To be done. Find the word "Class" in the data. Return every line where it appears.

Stored items from a collection.

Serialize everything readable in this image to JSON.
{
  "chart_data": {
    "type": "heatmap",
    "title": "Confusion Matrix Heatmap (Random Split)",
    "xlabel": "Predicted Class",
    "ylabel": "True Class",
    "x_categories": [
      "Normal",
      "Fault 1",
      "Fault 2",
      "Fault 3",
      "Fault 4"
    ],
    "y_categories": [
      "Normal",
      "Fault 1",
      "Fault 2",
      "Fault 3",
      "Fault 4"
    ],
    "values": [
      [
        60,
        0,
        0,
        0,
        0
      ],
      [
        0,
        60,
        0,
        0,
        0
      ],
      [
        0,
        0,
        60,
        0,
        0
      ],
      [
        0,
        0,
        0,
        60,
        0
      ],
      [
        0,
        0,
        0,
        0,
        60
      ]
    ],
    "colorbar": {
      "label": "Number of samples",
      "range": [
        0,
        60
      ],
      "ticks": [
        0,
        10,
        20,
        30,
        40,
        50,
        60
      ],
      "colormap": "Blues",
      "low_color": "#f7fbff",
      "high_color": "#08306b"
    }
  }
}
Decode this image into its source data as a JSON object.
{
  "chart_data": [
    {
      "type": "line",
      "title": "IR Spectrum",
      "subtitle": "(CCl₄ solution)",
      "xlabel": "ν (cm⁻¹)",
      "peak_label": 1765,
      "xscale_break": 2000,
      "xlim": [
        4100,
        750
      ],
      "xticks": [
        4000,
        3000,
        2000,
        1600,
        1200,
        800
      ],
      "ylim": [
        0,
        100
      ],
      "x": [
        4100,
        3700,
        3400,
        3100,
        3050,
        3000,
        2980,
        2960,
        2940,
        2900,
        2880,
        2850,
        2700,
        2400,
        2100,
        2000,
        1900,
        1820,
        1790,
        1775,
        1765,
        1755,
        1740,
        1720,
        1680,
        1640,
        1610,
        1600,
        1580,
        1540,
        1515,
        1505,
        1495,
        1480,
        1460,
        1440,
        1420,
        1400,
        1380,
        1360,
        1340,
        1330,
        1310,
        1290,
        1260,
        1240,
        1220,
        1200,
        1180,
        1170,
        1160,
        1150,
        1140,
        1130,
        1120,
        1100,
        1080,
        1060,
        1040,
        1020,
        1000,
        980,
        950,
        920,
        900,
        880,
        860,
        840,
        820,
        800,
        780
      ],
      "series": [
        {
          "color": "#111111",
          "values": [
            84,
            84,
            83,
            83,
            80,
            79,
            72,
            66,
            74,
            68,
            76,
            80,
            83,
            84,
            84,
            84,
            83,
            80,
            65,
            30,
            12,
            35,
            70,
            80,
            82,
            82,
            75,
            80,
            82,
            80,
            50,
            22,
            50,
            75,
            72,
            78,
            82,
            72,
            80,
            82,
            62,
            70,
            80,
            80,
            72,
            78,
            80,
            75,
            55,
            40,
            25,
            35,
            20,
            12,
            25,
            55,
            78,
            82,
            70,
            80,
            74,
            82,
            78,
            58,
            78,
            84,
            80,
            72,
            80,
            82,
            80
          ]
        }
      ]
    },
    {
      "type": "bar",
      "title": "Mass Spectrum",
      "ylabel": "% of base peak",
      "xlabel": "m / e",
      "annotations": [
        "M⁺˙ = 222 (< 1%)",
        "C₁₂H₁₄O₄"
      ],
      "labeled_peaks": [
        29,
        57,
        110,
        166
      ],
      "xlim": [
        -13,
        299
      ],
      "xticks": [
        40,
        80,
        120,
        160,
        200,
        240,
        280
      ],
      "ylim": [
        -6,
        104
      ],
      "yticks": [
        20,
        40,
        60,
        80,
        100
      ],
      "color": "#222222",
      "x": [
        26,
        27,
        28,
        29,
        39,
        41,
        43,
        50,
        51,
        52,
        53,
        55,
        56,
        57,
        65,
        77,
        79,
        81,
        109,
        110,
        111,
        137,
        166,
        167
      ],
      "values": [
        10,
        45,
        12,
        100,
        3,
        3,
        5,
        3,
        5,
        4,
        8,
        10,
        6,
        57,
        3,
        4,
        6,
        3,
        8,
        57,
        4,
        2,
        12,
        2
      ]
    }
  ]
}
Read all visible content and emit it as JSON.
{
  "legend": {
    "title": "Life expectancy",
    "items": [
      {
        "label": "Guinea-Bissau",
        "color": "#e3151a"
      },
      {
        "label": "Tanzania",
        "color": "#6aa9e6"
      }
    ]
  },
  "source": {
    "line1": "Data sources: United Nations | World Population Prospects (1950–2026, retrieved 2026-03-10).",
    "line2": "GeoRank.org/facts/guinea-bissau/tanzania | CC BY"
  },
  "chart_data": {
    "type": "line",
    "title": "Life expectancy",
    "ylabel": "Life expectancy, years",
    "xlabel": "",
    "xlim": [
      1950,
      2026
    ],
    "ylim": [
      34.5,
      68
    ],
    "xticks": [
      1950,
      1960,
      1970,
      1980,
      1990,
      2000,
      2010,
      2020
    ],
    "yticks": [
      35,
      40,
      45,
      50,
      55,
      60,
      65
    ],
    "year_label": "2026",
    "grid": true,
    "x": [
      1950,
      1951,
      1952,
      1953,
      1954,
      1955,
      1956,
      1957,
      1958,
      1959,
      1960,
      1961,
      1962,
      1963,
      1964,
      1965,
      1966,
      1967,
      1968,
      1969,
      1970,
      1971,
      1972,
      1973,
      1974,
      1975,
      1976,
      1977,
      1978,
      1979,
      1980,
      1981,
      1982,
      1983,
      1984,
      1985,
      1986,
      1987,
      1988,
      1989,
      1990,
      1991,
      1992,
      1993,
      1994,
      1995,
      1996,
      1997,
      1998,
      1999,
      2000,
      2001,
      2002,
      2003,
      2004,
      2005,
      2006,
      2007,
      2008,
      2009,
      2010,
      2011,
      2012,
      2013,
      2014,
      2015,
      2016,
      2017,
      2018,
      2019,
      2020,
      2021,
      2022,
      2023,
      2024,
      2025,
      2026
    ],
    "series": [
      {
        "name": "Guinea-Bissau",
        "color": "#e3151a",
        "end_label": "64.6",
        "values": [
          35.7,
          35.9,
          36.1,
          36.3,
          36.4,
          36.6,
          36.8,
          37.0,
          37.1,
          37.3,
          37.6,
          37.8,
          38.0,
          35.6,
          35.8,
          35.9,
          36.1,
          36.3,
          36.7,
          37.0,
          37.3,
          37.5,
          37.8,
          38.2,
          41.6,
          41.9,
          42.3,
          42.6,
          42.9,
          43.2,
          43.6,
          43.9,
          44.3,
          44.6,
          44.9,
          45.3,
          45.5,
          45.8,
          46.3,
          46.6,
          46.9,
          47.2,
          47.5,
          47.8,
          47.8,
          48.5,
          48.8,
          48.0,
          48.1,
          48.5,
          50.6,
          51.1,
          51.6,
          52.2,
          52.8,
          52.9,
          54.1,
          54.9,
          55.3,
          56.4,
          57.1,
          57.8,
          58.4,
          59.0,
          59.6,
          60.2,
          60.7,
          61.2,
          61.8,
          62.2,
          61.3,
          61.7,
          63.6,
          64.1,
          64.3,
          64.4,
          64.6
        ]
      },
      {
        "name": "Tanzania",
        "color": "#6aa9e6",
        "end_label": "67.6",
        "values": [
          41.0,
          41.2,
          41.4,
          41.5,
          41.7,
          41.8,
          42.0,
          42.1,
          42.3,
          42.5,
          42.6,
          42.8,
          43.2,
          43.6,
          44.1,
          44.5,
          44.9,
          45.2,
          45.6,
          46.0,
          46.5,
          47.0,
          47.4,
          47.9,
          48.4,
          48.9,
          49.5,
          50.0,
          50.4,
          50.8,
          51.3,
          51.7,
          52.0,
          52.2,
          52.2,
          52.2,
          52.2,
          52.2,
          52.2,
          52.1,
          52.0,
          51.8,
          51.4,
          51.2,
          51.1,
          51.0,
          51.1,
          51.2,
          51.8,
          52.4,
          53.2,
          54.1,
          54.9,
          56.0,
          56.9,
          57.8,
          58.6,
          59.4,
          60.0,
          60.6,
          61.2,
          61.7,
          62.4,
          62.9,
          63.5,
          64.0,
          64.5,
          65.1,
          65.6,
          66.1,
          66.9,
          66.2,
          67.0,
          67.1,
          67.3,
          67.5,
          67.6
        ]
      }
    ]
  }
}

Solution to this problem.
    "xlabel": "Predicted Class",
    "ylabel": "True Class",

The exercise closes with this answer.